:: Dataset records ::

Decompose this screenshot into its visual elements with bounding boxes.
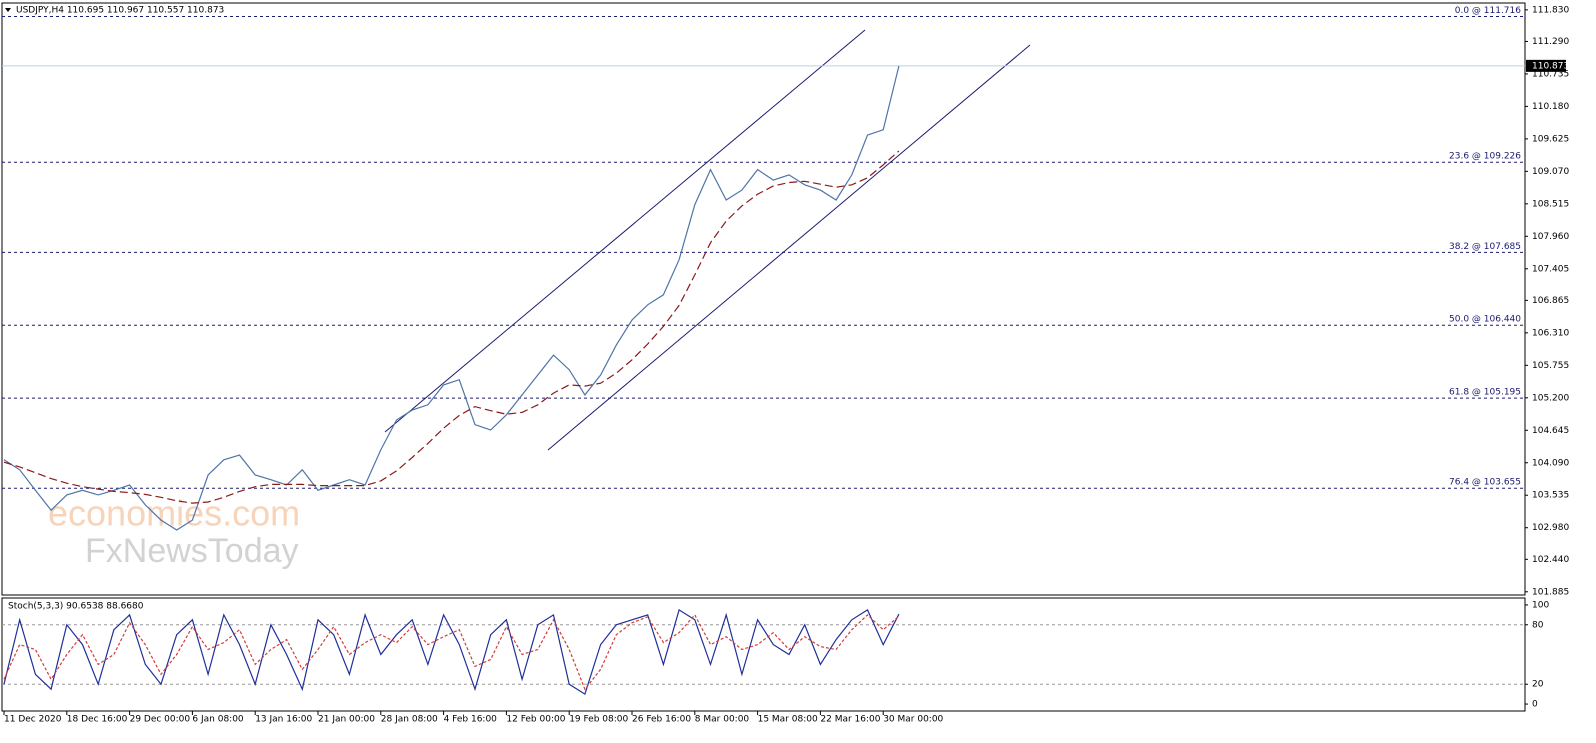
x-tick-label: 18 Dec 16:00 — [67, 715, 128, 725]
series-line — [3, 65, 900, 531]
y-tick-label: 111.290 — [1532, 37, 1569, 47]
y-tick-label: 109.625 — [1532, 134, 1569, 144]
y-tick-label: 106.310 — [1532, 328, 1569, 338]
fib-label: 76.4 @ 103.655 — [1449, 478, 1521, 488]
y-tick-label: 104.090 — [1532, 458, 1569, 468]
x-tick-label: 8 Mar 00:00 — [695, 715, 750, 725]
x-tick-label: 30 Mar 00:00 — [883, 715, 943, 725]
fib-label: 0.0 @ 111.716 — [1455, 6, 1522, 16]
x-tick-label: 29 Dec 00:00 — [130, 715, 191, 725]
x-tick-label: 21 Jan 00:00 — [318, 715, 375, 725]
stoch-panel — [1, 597, 1526, 712]
last-price-box — [1526, 59, 1566, 72]
x-tick-label: 6 Jan 08:00 — [192, 715, 244, 725]
y-tick-label: 100 — [1532, 600, 1549, 610]
y-tick-label: 111.830 — [1532, 5, 1569, 15]
watermark: FxNewsToday — [85, 532, 299, 570]
y-tick-label: 109.070 — [1532, 167, 1569, 177]
x-tick-label: 26 Feb 16:00 — [632, 715, 691, 725]
y-tick-label: 103.535 — [1532, 491, 1569, 501]
watermark: economies.com — [48, 493, 300, 534]
series-line — [3, 613, 900, 691]
y-tick-label: 0 — [1532, 700, 1538, 710]
x-tick-label: 12 Feb 00:00 — [506, 715, 565, 725]
y-tick-label: 104.645 — [1532, 426, 1569, 436]
last-price-label: 110.873 — [1532, 61, 1569, 71]
y-tick-label: 20 — [1532, 680, 1544, 690]
series-line — [3, 150, 900, 504]
y-tick-label: 110.735 — [1532, 69, 1569, 79]
x-tick-label: 4 Feb 16:00 — [444, 715, 498, 725]
series-line — [3, 608, 900, 696]
fib-label: 38.2 @ 107.685 — [1449, 242, 1521, 252]
x-tick-label: 19 Feb 08:00 — [569, 715, 628, 725]
y-tick-label: 102.980 — [1532, 523, 1569, 533]
y-tick-label: 105.755 — [1532, 361, 1569, 371]
y-tick-label: 101.885 — [1532, 587, 1569, 597]
fib-label: 61.8 @ 105.195 — [1449, 388, 1521, 398]
y-tick-label: 107.405 — [1532, 264, 1569, 274]
y-tick-label: 107.960 — [1532, 232, 1569, 242]
fib-label: 23.6 @ 109.226 — [1449, 152, 1521, 162]
y-tick-label: 106.865 — [1532, 296, 1569, 306]
y-tick-label: 105.200 — [1532, 393, 1569, 403]
main-panel — [1, 2, 1526, 596]
menu-arrow[interactable] — [5, 8, 11, 12]
channel-line — [547, 44, 1031, 451]
y-tick-label: 110.180 — [1532, 102, 1569, 112]
x-tick-label: 13 Jan 16:00 — [255, 715, 312, 725]
y-tick-label: 102.440 — [1532, 555, 1569, 565]
chart-title: USDJPY,H4 110.695 110.967 110.557 110.87… — [16, 6, 224, 16]
x-tick-label: 11 Dec 2020 — [4, 715, 62, 725]
fib-label: 50.0 @ 106.440 — [1449, 315, 1521, 325]
x-tick-label: 22 Mar 16:00 — [820, 715, 880, 725]
x-tick-label: 28 Jan 08:00 — [381, 715, 438, 725]
stoch-title: Stoch(5,3,3) 90.6538 88.6680 — [8, 602, 144, 612]
x-tick-label: 15 Mar 08:00 — [758, 715, 818, 725]
y-tick-label: 80 — [1532, 620, 1544, 630]
y-tick-label: 108.515 — [1532, 199, 1569, 209]
channel-line — [384, 29, 866, 433]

:::

What you have to do: Repeat the items word for word, starting at the line that has "x-tick-label: 18 Dec" and stopping after the line that has "y-tick-label: 104.645 —".

Final result:
x-tick-label: 18 Dec 16:00 — [67, 715, 128, 725]
series-line — [3, 65, 900, 531]
y-tick-label: 111.290 — [1532, 37, 1569, 47]
y-tick-label: 109.625 — [1532, 134, 1569, 144]
y-tick-label: 106.310 — [1532, 328, 1569, 338]
fib-label: 76.4 @ 103.655 — [1449, 478, 1521, 488]
y-tick-label: 104.090 — [1532, 458, 1569, 468]
x-tick-label: 8 Mar 00:00 — [695, 715, 750, 725]
x-tick-label: 30 Mar 00:00 — [883, 715, 943, 725]
fib-label: 0.0 @ 111.716 — [1455, 6, 1522, 16]
x-tick-label: 29 Dec 00:00 — [130, 715, 191, 725]
x-tick-label: 21 Jan 00:00 — [318, 715, 375, 725]
stoch-panel — [1, 597, 1526, 712]
last-price-box — [1526, 59, 1566, 72]
x-tick-label: 6 Jan 08:00 — [192, 715, 244, 725]
y-tick-label: 100 — [1532, 600, 1549, 610]
y-tick-label: 111.830 — [1532, 5, 1569, 15]
watermark: FxNewsToday — [85, 532, 299, 570]
y-tick-label: 109.070 — [1532, 167, 1569, 177]
x-tick-label: 26 Feb 16:00 — [632, 715, 691, 725]
y-tick-label: 103.535 — [1532, 491, 1569, 501]
watermark: economies.com — [48, 493, 300, 534]
series-line — [3, 613, 900, 691]
y-tick-label: 0 — [1532, 700, 1538, 710]
x-tick-label: 12 Feb 00:00 — [506, 715, 565, 725]
y-tick-label: 104.645 — [1532, 426, 1569, 436]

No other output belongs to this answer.